◆ Given exercise
Return the lines where the word "name" occurs.

◆ Extracted material
....
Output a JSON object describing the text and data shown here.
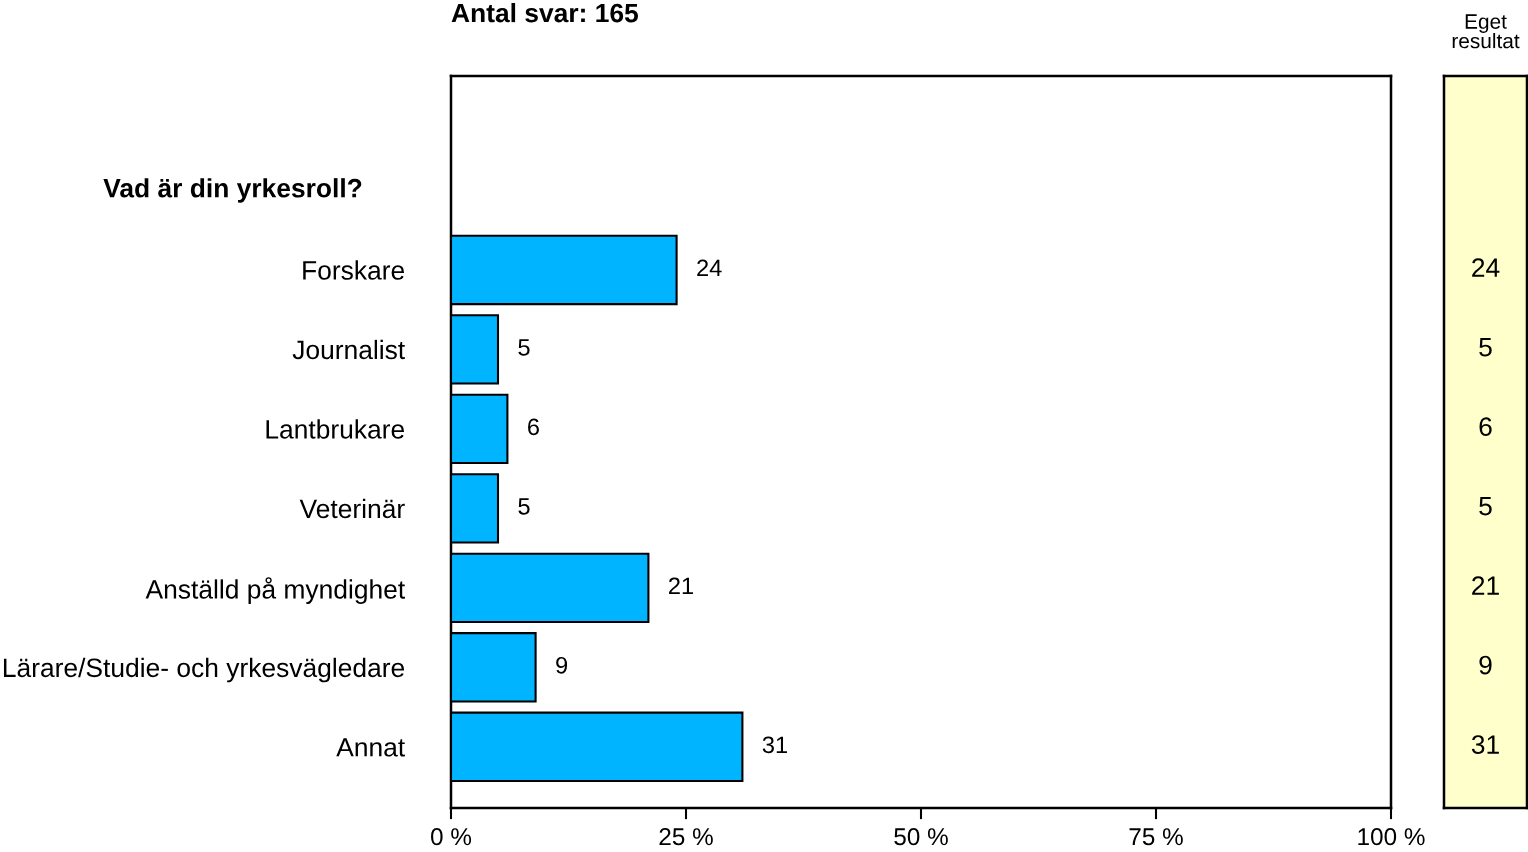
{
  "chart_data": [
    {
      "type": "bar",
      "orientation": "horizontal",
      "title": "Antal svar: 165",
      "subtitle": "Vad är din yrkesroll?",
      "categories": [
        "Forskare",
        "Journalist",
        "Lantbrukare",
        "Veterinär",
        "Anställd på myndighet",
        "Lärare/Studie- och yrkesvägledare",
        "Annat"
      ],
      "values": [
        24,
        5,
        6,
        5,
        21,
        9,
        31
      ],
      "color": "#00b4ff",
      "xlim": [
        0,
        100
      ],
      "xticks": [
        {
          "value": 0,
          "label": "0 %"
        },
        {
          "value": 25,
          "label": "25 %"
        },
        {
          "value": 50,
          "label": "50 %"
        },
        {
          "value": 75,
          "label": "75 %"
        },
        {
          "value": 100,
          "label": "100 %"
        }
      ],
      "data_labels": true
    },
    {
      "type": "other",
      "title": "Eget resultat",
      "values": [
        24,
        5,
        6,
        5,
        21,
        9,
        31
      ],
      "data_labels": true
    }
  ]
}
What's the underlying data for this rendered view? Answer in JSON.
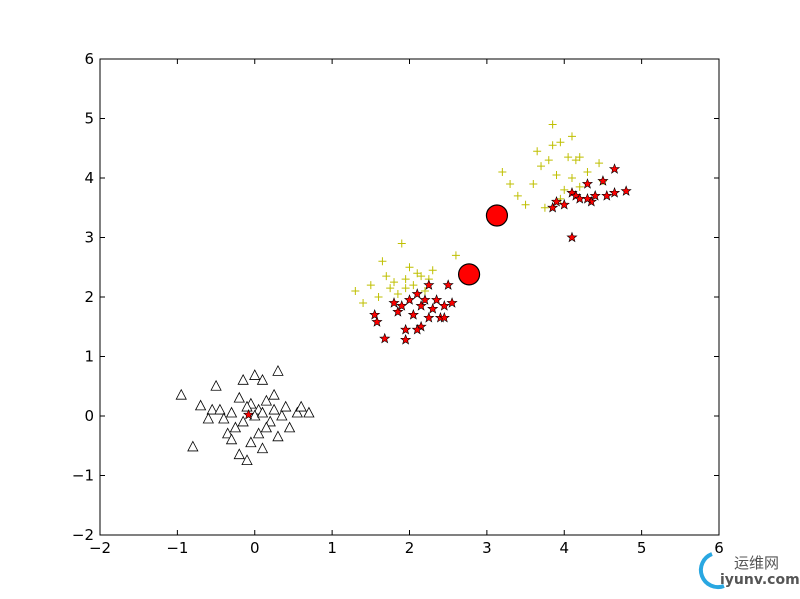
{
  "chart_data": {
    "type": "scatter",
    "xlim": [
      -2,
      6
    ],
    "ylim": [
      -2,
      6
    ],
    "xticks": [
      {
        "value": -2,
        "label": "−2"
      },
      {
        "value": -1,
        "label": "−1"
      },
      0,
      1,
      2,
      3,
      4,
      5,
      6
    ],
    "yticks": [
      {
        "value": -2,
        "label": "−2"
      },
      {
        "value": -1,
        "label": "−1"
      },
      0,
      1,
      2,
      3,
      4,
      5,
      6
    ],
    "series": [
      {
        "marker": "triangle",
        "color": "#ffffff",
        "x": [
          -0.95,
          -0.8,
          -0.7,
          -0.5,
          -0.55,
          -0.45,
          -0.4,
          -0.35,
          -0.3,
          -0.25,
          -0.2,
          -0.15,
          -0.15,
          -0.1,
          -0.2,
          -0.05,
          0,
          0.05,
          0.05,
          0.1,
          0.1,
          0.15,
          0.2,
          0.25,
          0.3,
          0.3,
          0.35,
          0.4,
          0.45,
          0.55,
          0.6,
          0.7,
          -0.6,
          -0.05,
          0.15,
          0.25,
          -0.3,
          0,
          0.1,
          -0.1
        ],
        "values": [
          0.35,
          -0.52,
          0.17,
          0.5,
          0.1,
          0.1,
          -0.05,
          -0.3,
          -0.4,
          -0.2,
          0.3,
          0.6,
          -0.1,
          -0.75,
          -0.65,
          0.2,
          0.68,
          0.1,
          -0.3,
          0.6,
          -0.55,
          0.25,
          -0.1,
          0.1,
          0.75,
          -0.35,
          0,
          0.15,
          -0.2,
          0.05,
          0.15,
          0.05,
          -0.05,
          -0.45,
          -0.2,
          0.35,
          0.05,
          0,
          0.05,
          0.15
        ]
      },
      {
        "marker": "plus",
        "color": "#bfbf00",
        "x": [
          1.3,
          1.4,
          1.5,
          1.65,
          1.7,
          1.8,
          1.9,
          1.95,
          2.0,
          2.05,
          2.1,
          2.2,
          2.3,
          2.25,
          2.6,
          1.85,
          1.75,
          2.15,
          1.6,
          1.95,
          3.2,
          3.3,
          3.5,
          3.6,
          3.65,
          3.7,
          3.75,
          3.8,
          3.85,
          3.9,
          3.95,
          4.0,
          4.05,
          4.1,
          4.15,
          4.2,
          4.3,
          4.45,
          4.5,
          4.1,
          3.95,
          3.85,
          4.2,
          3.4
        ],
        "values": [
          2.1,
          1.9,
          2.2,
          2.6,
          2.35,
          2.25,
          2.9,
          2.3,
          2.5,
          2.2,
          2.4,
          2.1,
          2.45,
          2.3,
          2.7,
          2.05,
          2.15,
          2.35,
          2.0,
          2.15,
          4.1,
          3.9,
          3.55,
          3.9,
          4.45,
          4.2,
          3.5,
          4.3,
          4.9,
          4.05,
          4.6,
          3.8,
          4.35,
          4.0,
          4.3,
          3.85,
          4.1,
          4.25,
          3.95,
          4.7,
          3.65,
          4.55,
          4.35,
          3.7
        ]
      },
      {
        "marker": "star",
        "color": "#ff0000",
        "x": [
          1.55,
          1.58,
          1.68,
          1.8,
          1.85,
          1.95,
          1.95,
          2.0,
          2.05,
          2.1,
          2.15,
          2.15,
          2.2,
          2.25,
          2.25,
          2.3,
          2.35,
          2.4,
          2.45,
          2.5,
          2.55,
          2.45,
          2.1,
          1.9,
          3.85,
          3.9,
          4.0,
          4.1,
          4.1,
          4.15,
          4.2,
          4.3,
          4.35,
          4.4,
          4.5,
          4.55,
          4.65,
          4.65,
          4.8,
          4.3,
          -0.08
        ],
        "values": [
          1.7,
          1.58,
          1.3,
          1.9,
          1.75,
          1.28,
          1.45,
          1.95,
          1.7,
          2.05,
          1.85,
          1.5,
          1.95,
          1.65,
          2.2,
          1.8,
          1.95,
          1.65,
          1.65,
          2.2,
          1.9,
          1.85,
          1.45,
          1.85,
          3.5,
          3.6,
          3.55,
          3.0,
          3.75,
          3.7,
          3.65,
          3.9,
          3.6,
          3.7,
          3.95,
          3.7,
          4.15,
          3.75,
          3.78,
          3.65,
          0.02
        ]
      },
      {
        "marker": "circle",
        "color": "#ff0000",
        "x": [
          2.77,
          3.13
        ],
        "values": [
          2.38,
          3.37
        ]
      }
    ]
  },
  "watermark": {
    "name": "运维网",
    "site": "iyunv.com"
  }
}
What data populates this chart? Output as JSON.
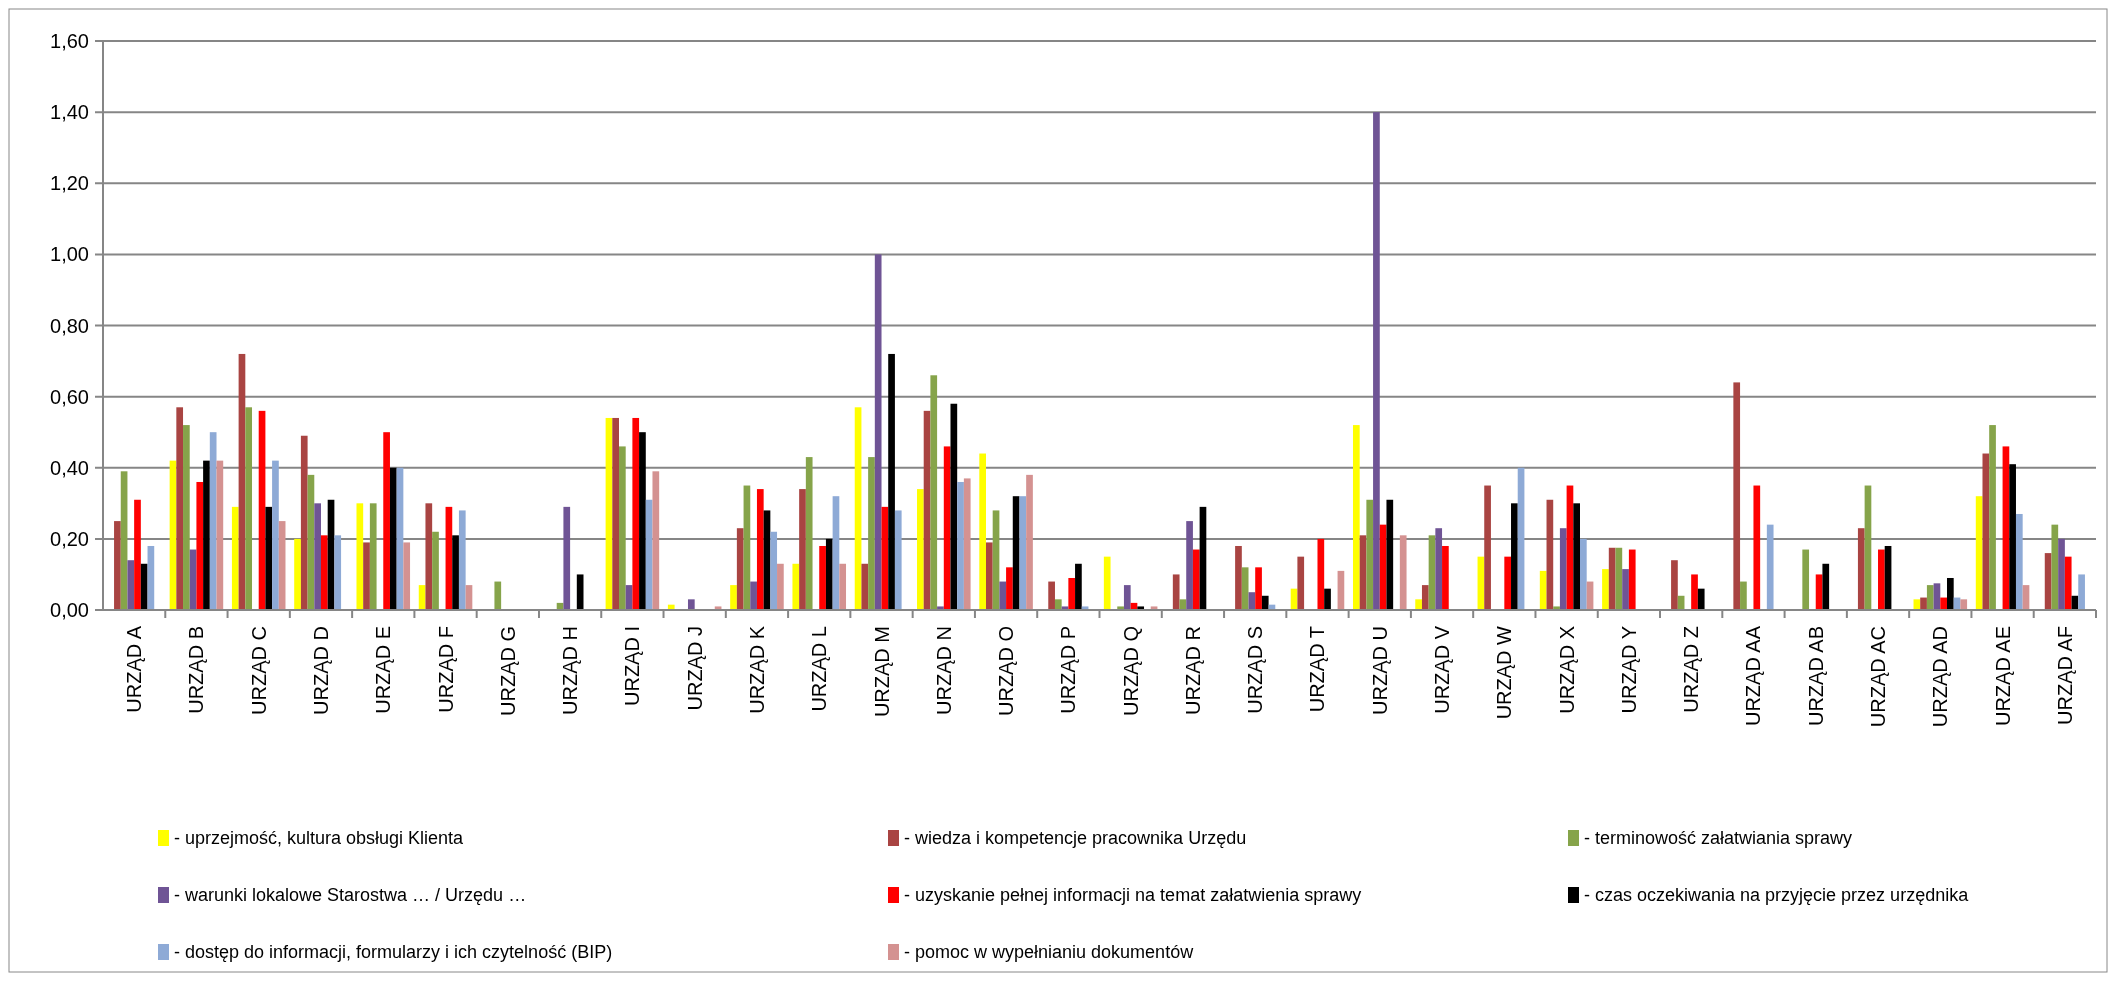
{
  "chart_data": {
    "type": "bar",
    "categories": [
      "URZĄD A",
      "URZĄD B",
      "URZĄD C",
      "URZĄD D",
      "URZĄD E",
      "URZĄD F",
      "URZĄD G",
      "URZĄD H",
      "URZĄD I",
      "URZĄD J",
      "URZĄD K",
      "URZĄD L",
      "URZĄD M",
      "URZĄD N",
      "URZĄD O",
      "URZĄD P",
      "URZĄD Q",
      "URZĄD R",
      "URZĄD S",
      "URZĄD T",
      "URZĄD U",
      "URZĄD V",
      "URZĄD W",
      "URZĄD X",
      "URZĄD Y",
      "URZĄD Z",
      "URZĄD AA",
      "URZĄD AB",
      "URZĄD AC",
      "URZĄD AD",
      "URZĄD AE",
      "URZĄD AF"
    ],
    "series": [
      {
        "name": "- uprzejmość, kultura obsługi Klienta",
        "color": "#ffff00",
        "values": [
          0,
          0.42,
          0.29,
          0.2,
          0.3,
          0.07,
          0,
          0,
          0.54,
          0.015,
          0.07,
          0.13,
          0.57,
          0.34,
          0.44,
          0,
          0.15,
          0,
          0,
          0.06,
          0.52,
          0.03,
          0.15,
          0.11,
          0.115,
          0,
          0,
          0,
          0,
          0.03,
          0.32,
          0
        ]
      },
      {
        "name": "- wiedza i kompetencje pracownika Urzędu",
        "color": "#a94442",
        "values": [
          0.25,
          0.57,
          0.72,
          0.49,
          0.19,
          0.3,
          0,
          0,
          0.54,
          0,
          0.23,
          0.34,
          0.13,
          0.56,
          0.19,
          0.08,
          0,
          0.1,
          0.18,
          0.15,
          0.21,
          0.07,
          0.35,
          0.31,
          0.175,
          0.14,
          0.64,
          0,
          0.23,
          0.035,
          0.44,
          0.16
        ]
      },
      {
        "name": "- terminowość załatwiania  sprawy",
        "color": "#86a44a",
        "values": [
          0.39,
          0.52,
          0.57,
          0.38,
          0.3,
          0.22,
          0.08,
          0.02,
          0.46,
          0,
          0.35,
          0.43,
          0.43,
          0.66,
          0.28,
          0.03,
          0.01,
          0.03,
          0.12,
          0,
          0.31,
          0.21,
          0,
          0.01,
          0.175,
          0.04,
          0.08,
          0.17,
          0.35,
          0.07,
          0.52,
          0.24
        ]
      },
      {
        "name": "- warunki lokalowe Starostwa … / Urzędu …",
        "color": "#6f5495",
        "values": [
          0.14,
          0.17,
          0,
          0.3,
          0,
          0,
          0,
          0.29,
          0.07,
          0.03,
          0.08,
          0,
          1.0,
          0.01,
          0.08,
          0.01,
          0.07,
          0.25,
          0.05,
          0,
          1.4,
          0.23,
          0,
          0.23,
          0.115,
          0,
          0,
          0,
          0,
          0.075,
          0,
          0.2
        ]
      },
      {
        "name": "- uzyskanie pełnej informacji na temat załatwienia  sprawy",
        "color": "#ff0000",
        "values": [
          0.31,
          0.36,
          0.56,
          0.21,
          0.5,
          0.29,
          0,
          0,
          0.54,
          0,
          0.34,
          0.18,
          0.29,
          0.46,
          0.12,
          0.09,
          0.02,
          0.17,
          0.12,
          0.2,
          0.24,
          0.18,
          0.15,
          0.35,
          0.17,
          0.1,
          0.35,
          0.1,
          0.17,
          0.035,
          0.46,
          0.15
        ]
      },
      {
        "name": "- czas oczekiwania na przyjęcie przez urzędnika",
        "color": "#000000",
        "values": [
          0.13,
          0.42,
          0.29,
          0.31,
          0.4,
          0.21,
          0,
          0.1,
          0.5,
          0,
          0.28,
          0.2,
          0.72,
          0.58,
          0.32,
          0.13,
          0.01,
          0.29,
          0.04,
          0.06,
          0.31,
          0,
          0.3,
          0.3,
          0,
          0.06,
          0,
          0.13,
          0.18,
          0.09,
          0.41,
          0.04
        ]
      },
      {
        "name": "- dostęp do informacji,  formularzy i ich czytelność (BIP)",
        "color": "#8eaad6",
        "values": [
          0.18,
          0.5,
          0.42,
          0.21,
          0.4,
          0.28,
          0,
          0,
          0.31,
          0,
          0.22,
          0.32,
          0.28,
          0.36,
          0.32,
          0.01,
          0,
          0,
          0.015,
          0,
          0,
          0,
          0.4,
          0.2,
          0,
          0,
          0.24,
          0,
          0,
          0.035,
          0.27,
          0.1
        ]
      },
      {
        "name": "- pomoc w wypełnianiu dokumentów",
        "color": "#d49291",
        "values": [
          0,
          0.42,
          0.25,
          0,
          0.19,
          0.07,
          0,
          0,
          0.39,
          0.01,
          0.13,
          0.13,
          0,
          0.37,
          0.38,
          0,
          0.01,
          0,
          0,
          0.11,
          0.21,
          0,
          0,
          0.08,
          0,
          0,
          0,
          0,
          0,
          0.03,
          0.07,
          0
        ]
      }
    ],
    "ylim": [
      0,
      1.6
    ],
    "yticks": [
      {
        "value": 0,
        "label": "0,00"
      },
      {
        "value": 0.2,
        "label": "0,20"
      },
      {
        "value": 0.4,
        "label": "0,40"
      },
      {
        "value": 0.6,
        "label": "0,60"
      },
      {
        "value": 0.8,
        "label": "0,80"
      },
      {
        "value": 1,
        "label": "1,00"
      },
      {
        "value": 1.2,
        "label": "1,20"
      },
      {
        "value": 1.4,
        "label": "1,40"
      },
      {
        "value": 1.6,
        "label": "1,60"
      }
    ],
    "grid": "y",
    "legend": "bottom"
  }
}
....
◆ Answer for the task
    "name": "运维网",
        "name": "- uprzejmość, kultura obsługi Klienta",
        "name": "- wiedza i kompetencje pracownika Urzędu",
        "name": "- terminowość załatwiania  sprawy",
        "name": "- warunki lokalowe Starostwa … / Urzędu …",
        "name": "- uzyskanie pełnej informacji na temat załatwienia  sprawy",
        "name": "- czas oczekiwania na przyjęcie przez urzędnika",
        "name": "- dostęp do informacji,  formularzy i ich czytelność (BIP)",
        "name": "- pomoc w wypełnianiu dokumentów",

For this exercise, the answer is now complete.